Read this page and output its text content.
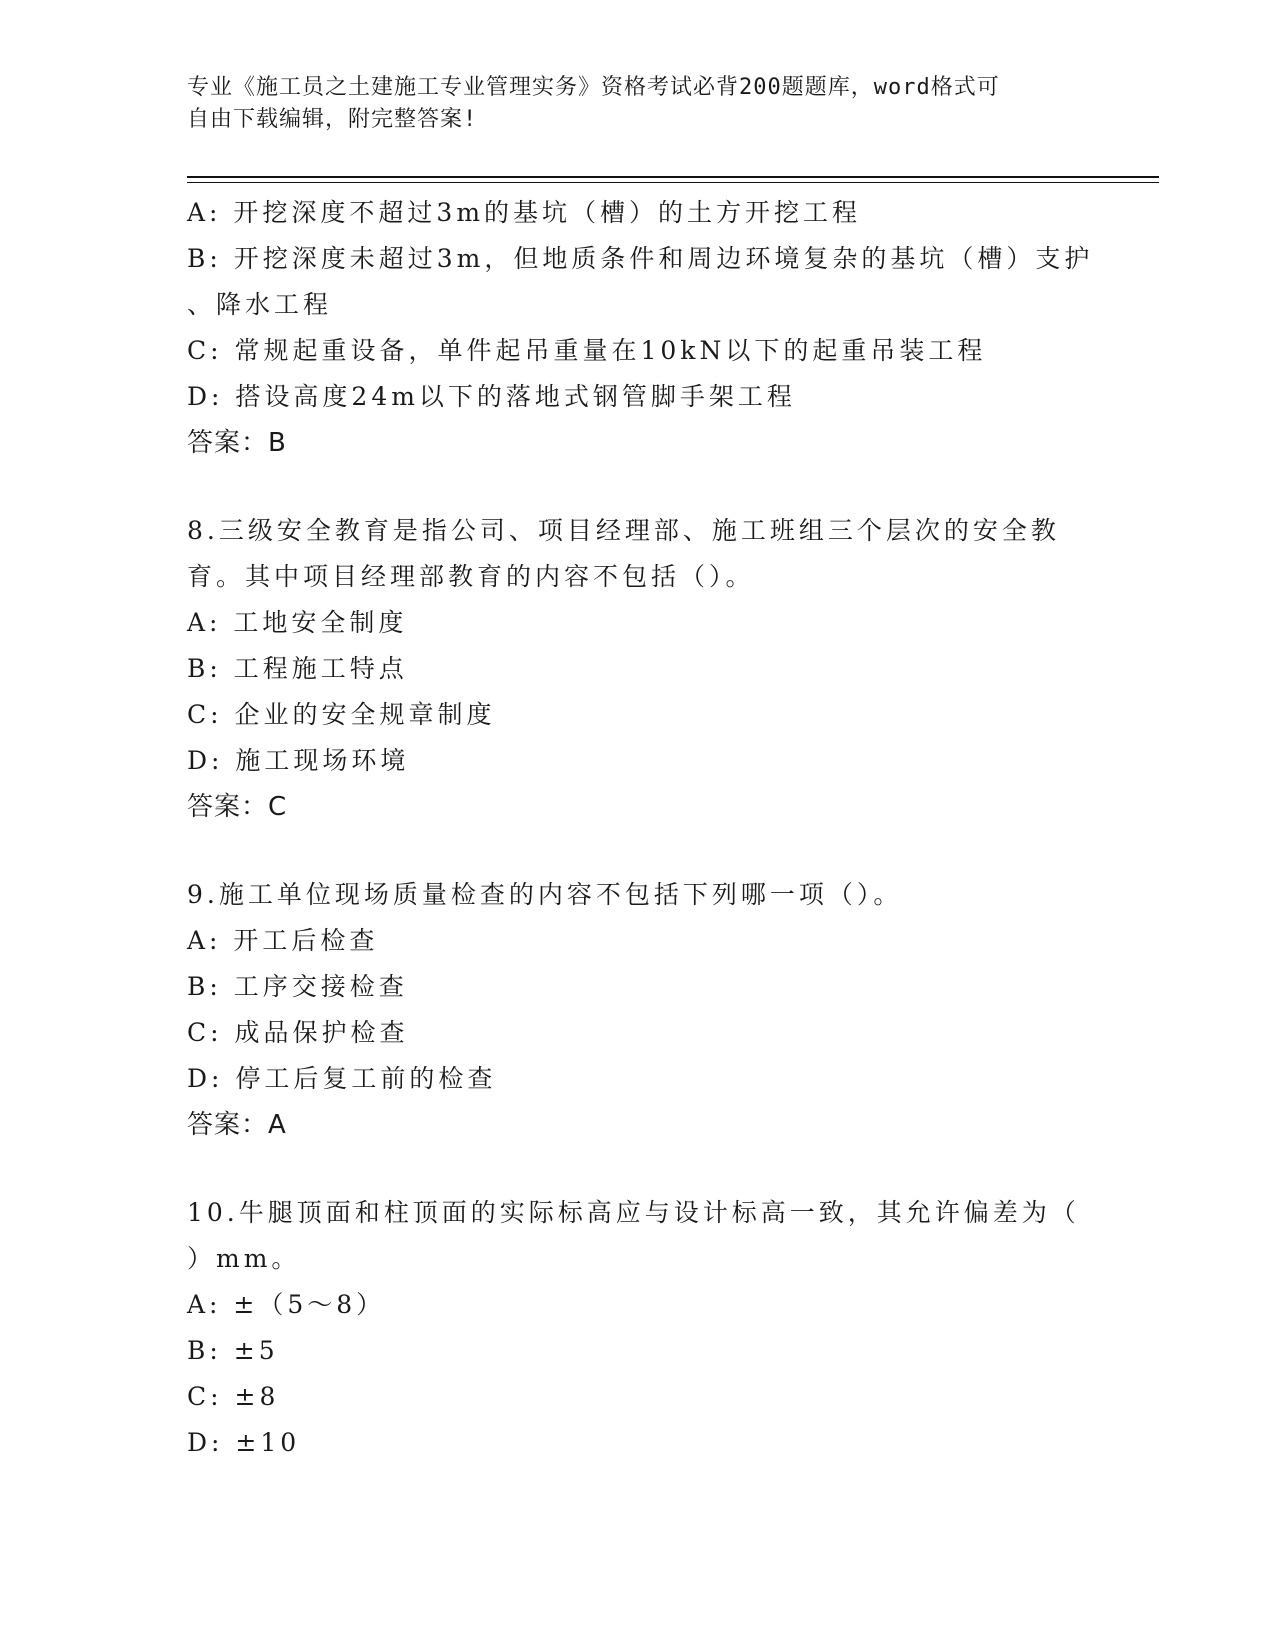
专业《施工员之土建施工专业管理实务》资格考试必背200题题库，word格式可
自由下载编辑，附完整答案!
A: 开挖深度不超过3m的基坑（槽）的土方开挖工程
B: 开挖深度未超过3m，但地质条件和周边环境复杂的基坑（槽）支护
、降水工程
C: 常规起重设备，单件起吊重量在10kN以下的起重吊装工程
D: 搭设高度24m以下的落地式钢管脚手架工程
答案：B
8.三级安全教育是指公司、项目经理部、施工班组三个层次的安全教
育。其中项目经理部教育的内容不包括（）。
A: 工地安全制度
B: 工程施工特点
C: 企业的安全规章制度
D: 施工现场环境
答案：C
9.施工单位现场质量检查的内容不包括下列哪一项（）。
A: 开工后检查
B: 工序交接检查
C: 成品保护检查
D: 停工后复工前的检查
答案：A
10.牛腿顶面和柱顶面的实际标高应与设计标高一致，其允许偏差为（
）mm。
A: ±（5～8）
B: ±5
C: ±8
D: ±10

══════

WORK REQUIRED – Pictures are not part of the copy; output everything else in the records exactly.

SOLUTION –
Read this page and output its text content.
专业《施工员之土建施工专业管理实务》资格考试必背200题题库，word格式可
自由下载编辑，附完整答案!
A: 开挖深度不超过3m的基坑（槽）的土方开挖工程
B: 开挖深度未超过3m，但地质条件和周边环境复杂的基坑（槽）支护
、降水工程
C: 常规起重设备，单件起吊重量在10kN以下的起重吊装工程
D: 搭设高度24m以下的落地式钢管脚手架工程
答案：B
8.三级安全教育是指公司、项目经理部、施工班组三个层次的安全教
育。其中项目经理部教育的内容不包括（）。
A: 工地安全制度
B: 工程施工特点
C: 企业的安全规章制度
D: 施工现场环境
答案：C
9.施工单位现场质量检查的内容不包括下列哪一项（）。
A: 开工后检查
B: 工序交接检查
C: 成品保护检查
D: 停工后复工前的检查
答案：A
10.牛腿顶面和柱顶面的实际标高应与设计标高一致，其允许偏差为（
）mm。
A: ±（5～8）
B: ±5
C: ±8
D: ±10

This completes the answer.